··· PROVIDED DATA ···
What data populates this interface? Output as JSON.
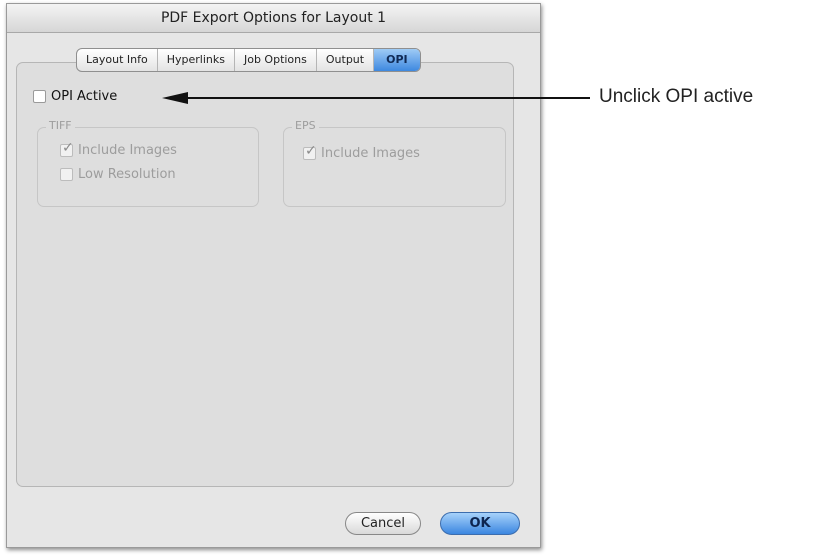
{
  "dialog": {
    "title": "PDF Export Options for Layout 1",
    "tabs": [
      {
        "label": "Layout Info",
        "active": false
      },
      {
        "label": "Hyperlinks",
        "active": false
      },
      {
        "label": "Job Options",
        "active": false
      },
      {
        "label": "Output",
        "active": false
      },
      {
        "label": "OPI",
        "active": true
      }
    ],
    "opi_active": {
      "label": "OPI Active",
      "checked": false
    },
    "tiff": {
      "title": "TIFF",
      "include_images": {
        "label": "Include Images",
        "checked": true,
        "enabled": false
      },
      "low_resolution": {
        "label": "Low Resolution",
        "checked": false,
        "enabled": false
      }
    },
    "eps": {
      "title": "EPS",
      "include_images": {
        "label": "Include Images",
        "checked": true,
        "enabled": false
      }
    },
    "buttons": {
      "cancel": "Cancel",
      "ok": "OK"
    }
  },
  "annotation": {
    "text": "Unclick OPI active"
  },
  "colors": {
    "accent": "#3e88e0",
    "disabled_text": "#9d9d9d",
    "arrow": "#111111"
  }
}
···
Restate the data above word for word. Skip every picture.

What data populates this interface? Output as JSON.
{
  "dialog": {
    "title": "PDF Export Options for Layout 1",
    "tabs": [
      {
        "label": "Layout Info",
        "active": false
      },
      {
        "label": "Hyperlinks",
        "active": false
      },
      {
        "label": "Job Options",
        "active": false
      },
      {
        "label": "Output",
        "active": false
      },
      {
        "label": "OPI",
        "active": true
      }
    ],
    "opi_active": {
      "label": "OPI Active",
      "checked": false
    },
    "tiff": {
      "title": "TIFF",
      "include_images": {
        "label": "Include Images",
        "checked": true,
        "enabled": false
      },
      "low_resolution": {
        "label": "Low Resolution",
        "checked": false,
        "enabled": false
      }
    },
    "eps": {
      "title": "EPS",
      "include_images": {
        "label": "Include Images",
        "checked": true,
        "enabled": false
      }
    },
    "buttons": {
      "cancel": "Cancel",
      "ok": "OK"
    }
  },
  "annotation": {
    "text": "Unclick OPI active"
  },
  "colors": {
    "accent": "#3e88e0",
    "disabled_text": "#9d9d9d",
    "arrow": "#111111"
  }
}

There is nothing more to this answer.